** start of MATERIALS PROVIDED **

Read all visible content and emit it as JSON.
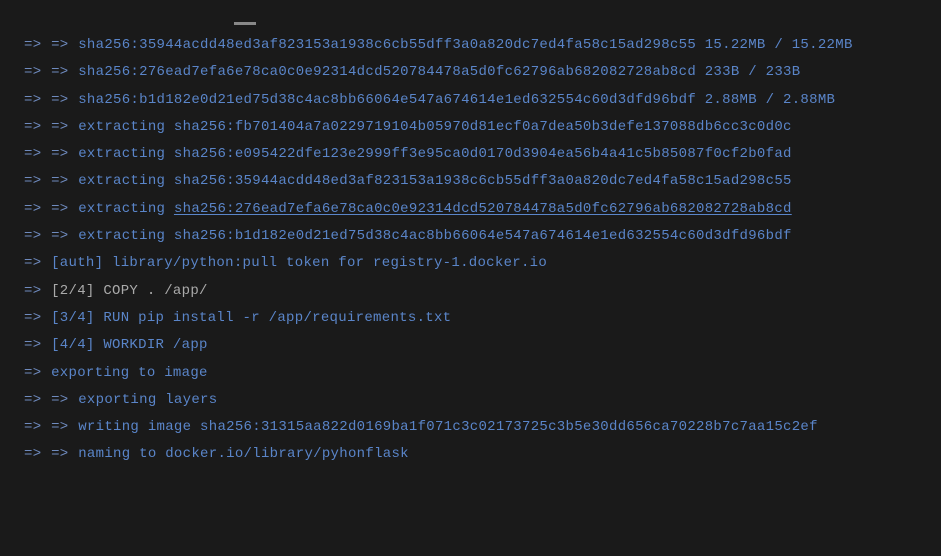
{
  "lines": [
    {
      "arrows": 2,
      "parts": [
        {
          "cls": "blue",
          "t": "sha256:35944acdd48ed3af823153a1938c6cb55dff3a0a820dc7ed4fa58c15ad298c55 15.22MB / 15.22MB"
        }
      ]
    },
    {
      "arrows": 2,
      "parts": [
        {
          "cls": "blue",
          "t": "sha256:276ead7efa6e78ca0c0e92314dcd520784478a5d0fc62796ab682082728ab8cd 233B / 233B"
        }
      ]
    },
    {
      "arrows": 2,
      "parts": [
        {
          "cls": "blue",
          "t": "sha256:b1d182e0d21ed75d38c4ac8bb66064e547a674614e1ed632554c60d3dfd96bdf 2.88MB / 2.88MB"
        }
      ]
    },
    {
      "arrows": 2,
      "parts": [
        {
          "cls": "blue",
          "t": "extracting sha256:fb701404a7a0229719104b05970d81ecf0a7dea50b3defe137088db6cc3c0d0c"
        }
      ]
    },
    {
      "arrows": 2,
      "parts": [
        {
          "cls": "blue",
          "t": "extracting sha256:e095422dfe123e2999ff3e95ca0d0170d3904ea56b4a41c5b85087f0cf2b0fad"
        }
      ]
    },
    {
      "arrows": 2,
      "parts": [
        {
          "cls": "blue",
          "t": "extracting sha256:35944acdd48ed3af823153a1938c6cb55dff3a0a820dc7ed4fa58c15ad298c55"
        }
      ]
    },
    {
      "arrows": 2,
      "parts": [
        {
          "cls": "blue",
          "t": "extracting "
        },
        {
          "cls": "blue underlined",
          "t": "sha256:276ead7efa6e78ca0c0e92314dcd520784478a5d0fc62796ab682082728ab8cd"
        }
      ]
    },
    {
      "arrows": 2,
      "parts": [
        {
          "cls": "blue",
          "t": "extracting sha256:b1d182e0d21ed75d38c4ac8bb66064e547a674614e1ed632554c60d3dfd96bdf"
        }
      ]
    },
    {
      "arrows": 1,
      "parts": [
        {
          "cls": "blue",
          "t": "[auth] library/python:pull token for registry-1.docker.io"
        }
      ]
    },
    {
      "arrows": 1,
      "parts": [
        {
          "cls": "gray",
          "t": "[2/4] COPY . /app/"
        }
      ]
    },
    {
      "arrows": 1,
      "parts": [
        {
          "cls": "blue",
          "t": "[3/4] RUN pip install -r /app/requirements.txt"
        }
      ]
    },
    {
      "arrows": 1,
      "parts": [
        {
          "cls": "blue",
          "t": "[4/4] WORKDIR /app"
        }
      ]
    },
    {
      "arrows": 1,
      "parts": [
        {
          "cls": "blue",
          "t": "exporting to image"
        }
      ]
    },
    {
      "arrows": 2,
      "parts": [
        {
          "cls": "blue",
          "t": "exporting layers"
        }
      ]
    },
    {
      "arrows": 2,
      "parts": [
        {
          "cls": "blue",
          "t": "writing image sha256:31315aa822d0169ba1f071c3c02173725c3b5e30dd656ca70228b7c7aa15c2ef"
        }
      ]
    },
    {
      "arrows": 2,
      "parts": [
        {
          "cls": "blue",
          "t": "naming to docker.io/library/pyhonflask"
        }
      ]
    }
  ],
  "arrow_glyph": "=>"
}
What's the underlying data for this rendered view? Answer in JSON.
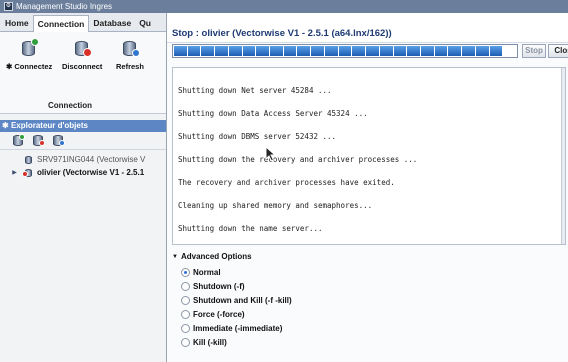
{
  "window": {
    "title": "Management Studio Ingres",
    "icon": "app-icon",
    "icon_glyph": "⚙"
  },
  "ribbon": {
    "tabs": [
      {
        "label": "Home",
        "active": false
      },
      {
        "label": "Connection",
        "active": true
      },
      {
        "label": "Database",
        "active": false
      },
      {
        "label": "Qu",
        "active": false
      }
    ],
    "buttons": [
      {
        "label": "Connectez",
        "icon": "database-connect-icon",
        "glyph": "✱"
      },
      {
        "label": "Disconnect",
        "icon": "database-disconnect-icon",
        "glyph": ""
      },
      {
        "label": "Refresh",
        "icon": "database-refresh-icon",
        "glyph": ""
      }
    ],
    "group_label": "Connection"
  },
  "explorer": {
    "header": "Explorateur d'objets",
    "header_glyph": "✱",
    "toolbar_icons": [
      "connect-icon",
      "disconnect-icon",
      "refresh-icon"
    ],
    "tree": [
      {
        "label": "SRV971ING044 (Vectorwise V",
        "bold": false,
        "expander": "",
        "icon": "server-offline-icon"
      },
      {
        "label": "olivier (Vectorwise V1 - 2.5.1",
        "bold": true,
        "expander": "▶",
        "icon": "server-stopping-icon"
      }
    ]
  },
  "dialog": {
    "title": "Stop : olivier (Vectorwise V1 - 2.5.1 (a64.lnx/162))",
    "progress_fraction": 0.96,
    "stop_label": "Stop",
    "close_label": "Clos",
    "log_lines": [
      "Shutting down Net server 45284 ...",
      "Shutting down Data Access Server 45324 ...",
      "Shutting down DBMS server 52432 ...",
      "Shutting down the recovery and archiver processes ...",
      "The recovery and archiver processes have exited.",
      "Cleaning up shared memory and semaphores...",
      "Shutting down the name server..."
    ],
    "advanced_label": "Advanced Options",
    "advanced_caret": "▼",
    "options": [
      {
        "label": "Normal",
        "checked": true
      },
      {
        "label": "Shutdown (-f)",
        "checked": false
      },
      {
        "label": "Shutdown and Kill (-f -kill)",
        "checked": false
      },
      {
        "label": "Force (-force)",
        "checked": false
      },
      {
        "label": "Immediate (-immediate)",
        "checked": false
      },
      {
        "label": "Kill (-kill)",
        "checked": false
      }
    ]
  },
  "colors": {
    "title_text": "#1d3a72",
    "progress": "#1c5cb3",
    "explorer_header": "#5c87c4"
  }
}
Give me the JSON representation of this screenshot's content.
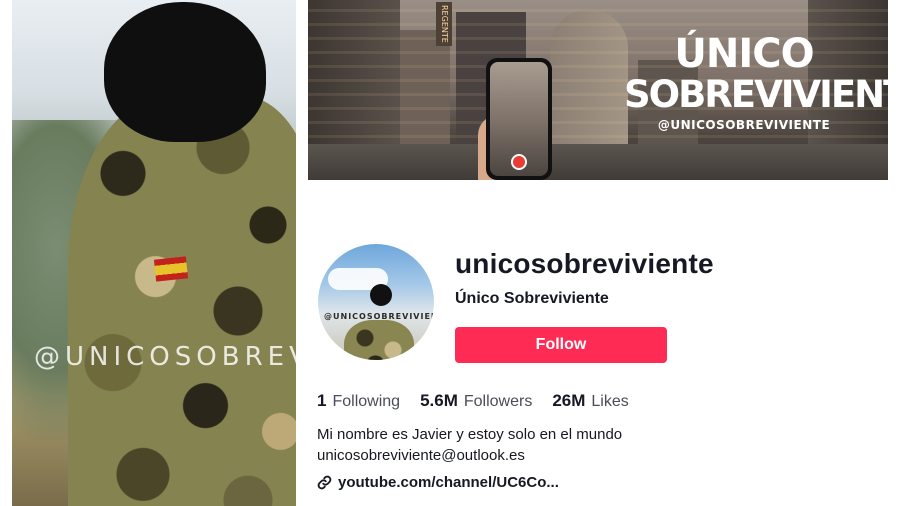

** end of MATERIALS PROVIDED **

Say how many lines of the data hold the string "Shutdown". Reply with the number alone.

2